→ Problem statement
Gather up the lines with the word "name" in them.

** Start of Dataset records **

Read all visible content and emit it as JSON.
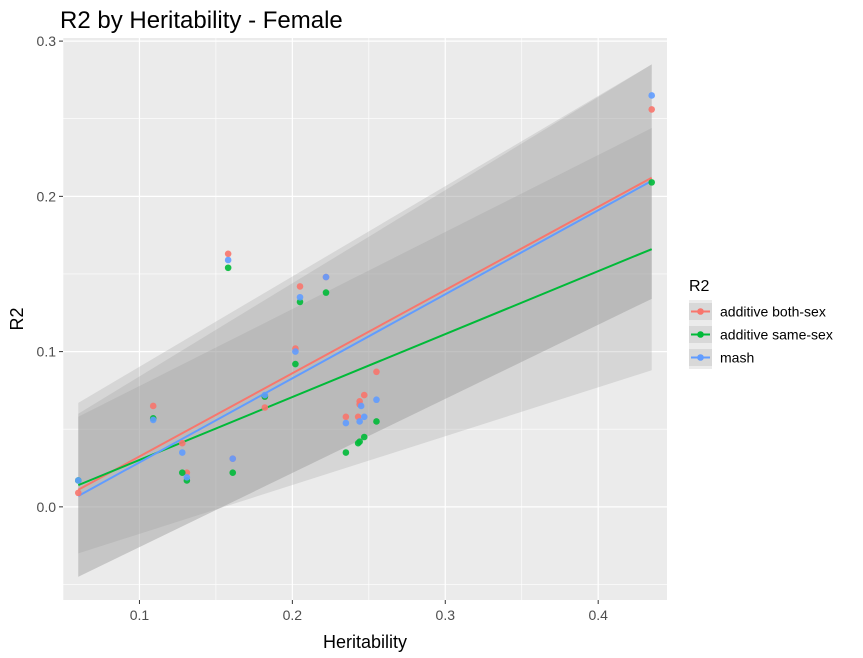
{
  "chart_data": {
    "type": "scatter",
    "title": "R2 by Heritability - Female",
    "xlabel": "Heritability",
    "ylabel": "R2",
    "xlim": [
      0.05,
      0.445
    ],
    "ylim": [
      -0.06,
      0.302
    ],
    "x_ticks": [
      0.1,
      0.2,
      0.3,
      0.4
    ],
    "x_tick_labels": [
      "0.1",
      "0.2",
      "0.3",
      "0.4"
    ],
    "y_ticks": [
      0.0,
      0.1,
      0.2,
      0.3
    ],
    "y_tick_labels": [
      "0.0",
      "0.1",
      "0.2",
      "0.3"
    ],
    "grid": true,
    "legend_title": "R2",
    "legend_position": "right",
    "series": [
      {
        "name": "additive both-sex",
        "color": "#F8766D",
        "x": [
          0.06,
          0.109,
          0.128,
          0.131,
          0.158,
          0.161,
          0.182,
          0.182,
          0.202,
          0.205,
          0.222,
          0.235,
          0.243,
          0.244,
          0.244,
          0.247,
          0.255,
          0.435
        ],
        "y": [
          0.009,
          0.065,
          0.041,
          0.022,
          0.163,
          0.031,
          0.064,
          0.071,
          0.102,
          0.142,
          0.148,
          0.058,
          0.058,
          0.066,
          0.068,
          0.072,
          0.087,
          0.256
        ],
        "fit": {
          "x": [
            0.06,
            0.435
          ],
          "y": [
            0.011,
            0.212
          ],
          "ci_lower": [
            -0.045,
            0.134
          ],
          "ci_upper": [
            0.067,
            0.285
          ]
        }
      },
      {
        "name": "additive same-sex",
        "color": "#00BA38",
        "x": [
          0.06,
          0.109,
          0.128,
          0.131,
          0.158,
          0.161,
          0.182,
          0.202,
          0.205,
          0.222,
          0.235,
          0.243,
          0.244,
          0.247,
          0.255,
          0.435
        ],
        "y": [
          0.017,
          0.057,
          0.022,
          0.017,
          0.154,
          0.022,
          0.071,
          0.092,
          0.132,
          0.138,
          0.035,
          0.041,
          0.042,
          0.045,
          0.055,
          0.209
        ],
        "fit": {
          "x": [
            0.06,
            0.435
          ],
          "y": [
            0.014,
            0.166
          ],
          "ci_lower": [
            -0.03,
            0.088
          ],
          "ci_upper": [
            0.058,
            0.244
          ]
        }
      },
      {
        "name": "mash",
        "color": "#619CFF",
        "x": [
          0.06,
          0.109,
          0.128,
          0.131,
          0.158,
          0.161,
          0.182,
          0.202,
          0.205,
          0.222,
          0.235,
          0.244,
          0.245,
          0.247,
          0.255,
          0.435
        ],
        "y": [
          0.017,
          0.056,
          0.035,
          0.019,
          0.159,
          0.031,
          0.072,
          0.1,
          0.135,
          0.148,
          0.054,
          0.055,
          0.065,
          0.058,
          0.069,
          0.265
        ],
        "fit": {
          "x": [
            0.06,
            0.435
          ],
          "y": [
            0.007,
            0.21
          ],
          "ci_lower": [
            -0.045,
            0.134
          ],
          "ci_upper": [
            0.06,
            0.285
          ]
        }
      }
    ]
  }
}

** End of Dataset records **

→ The completed task
        "name": "additive both-sex",
        "name": "additive same-sex",
        "name": "mash",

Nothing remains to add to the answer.